▶ _TASK DESCRIPTION_
Gather every line of the entries that includes the word "нормативным".

▶ _EXTRACTED RECORDS_
══════════════════════════════
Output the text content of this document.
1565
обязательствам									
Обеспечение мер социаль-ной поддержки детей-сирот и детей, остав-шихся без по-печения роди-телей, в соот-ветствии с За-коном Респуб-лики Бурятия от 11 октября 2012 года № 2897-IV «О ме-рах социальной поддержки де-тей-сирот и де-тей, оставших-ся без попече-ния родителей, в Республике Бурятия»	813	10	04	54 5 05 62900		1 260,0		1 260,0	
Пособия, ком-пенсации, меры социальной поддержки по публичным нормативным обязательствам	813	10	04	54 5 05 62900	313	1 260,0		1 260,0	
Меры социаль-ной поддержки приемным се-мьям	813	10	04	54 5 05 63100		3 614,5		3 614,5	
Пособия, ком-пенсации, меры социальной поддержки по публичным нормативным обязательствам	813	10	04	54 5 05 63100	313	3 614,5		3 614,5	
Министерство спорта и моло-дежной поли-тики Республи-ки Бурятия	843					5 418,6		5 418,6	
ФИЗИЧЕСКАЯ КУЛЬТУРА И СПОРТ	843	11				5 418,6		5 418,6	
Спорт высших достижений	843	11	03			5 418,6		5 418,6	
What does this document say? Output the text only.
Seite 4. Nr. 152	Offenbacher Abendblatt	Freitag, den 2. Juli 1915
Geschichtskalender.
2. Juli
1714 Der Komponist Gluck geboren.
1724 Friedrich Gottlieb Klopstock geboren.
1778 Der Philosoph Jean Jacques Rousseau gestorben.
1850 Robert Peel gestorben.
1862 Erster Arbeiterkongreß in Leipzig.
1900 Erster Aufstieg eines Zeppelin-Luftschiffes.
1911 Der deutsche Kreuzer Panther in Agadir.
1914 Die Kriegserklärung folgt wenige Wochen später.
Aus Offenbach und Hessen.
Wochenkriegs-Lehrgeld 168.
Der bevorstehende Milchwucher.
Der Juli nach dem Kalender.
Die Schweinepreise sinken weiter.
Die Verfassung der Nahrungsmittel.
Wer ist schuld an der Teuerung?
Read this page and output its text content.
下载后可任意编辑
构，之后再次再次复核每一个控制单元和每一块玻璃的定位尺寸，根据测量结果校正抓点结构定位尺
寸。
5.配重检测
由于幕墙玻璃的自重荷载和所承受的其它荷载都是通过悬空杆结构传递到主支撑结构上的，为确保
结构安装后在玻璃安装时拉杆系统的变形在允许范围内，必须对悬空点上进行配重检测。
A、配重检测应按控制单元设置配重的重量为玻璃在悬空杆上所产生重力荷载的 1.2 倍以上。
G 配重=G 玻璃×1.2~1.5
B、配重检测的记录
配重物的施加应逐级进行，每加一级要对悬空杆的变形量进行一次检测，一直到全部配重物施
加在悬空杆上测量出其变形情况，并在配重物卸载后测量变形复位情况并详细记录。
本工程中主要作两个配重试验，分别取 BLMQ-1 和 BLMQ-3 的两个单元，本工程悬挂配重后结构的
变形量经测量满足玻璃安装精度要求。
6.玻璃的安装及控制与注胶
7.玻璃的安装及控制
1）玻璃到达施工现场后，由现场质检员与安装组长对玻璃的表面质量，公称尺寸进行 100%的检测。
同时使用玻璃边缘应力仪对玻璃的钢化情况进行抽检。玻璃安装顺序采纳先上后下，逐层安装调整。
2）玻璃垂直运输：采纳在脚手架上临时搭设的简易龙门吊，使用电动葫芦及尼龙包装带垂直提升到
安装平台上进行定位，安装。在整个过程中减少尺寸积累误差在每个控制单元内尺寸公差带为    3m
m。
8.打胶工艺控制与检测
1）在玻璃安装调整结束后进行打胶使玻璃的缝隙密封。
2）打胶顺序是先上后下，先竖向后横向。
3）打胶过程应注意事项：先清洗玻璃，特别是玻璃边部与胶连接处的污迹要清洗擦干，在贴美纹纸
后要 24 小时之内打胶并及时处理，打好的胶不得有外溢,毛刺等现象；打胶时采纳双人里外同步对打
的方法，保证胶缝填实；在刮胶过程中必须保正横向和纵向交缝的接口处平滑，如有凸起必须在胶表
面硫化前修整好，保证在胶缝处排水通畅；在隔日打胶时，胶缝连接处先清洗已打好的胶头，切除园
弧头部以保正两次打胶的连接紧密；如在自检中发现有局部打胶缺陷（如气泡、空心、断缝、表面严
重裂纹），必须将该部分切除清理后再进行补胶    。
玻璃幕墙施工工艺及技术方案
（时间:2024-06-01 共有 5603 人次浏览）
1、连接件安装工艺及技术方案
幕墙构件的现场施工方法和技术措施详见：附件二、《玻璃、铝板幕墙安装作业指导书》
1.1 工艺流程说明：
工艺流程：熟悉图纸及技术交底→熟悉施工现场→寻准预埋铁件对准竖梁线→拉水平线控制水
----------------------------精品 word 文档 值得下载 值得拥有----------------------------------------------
══════════════════════════════
▶ _FINAL RESULT_
Пособия, ком-пенсации, меры социальной поддержки по публичным нормативным обязательствам	813	10	04	54 5 05 62900	313	1 260,0		1 260,0	
Пособия, ком-пенсации, меры социальной поддержки по публичным нормативным обязательствам	813	10	04	54 5 05 63100	313	3 614,5		3 614,5	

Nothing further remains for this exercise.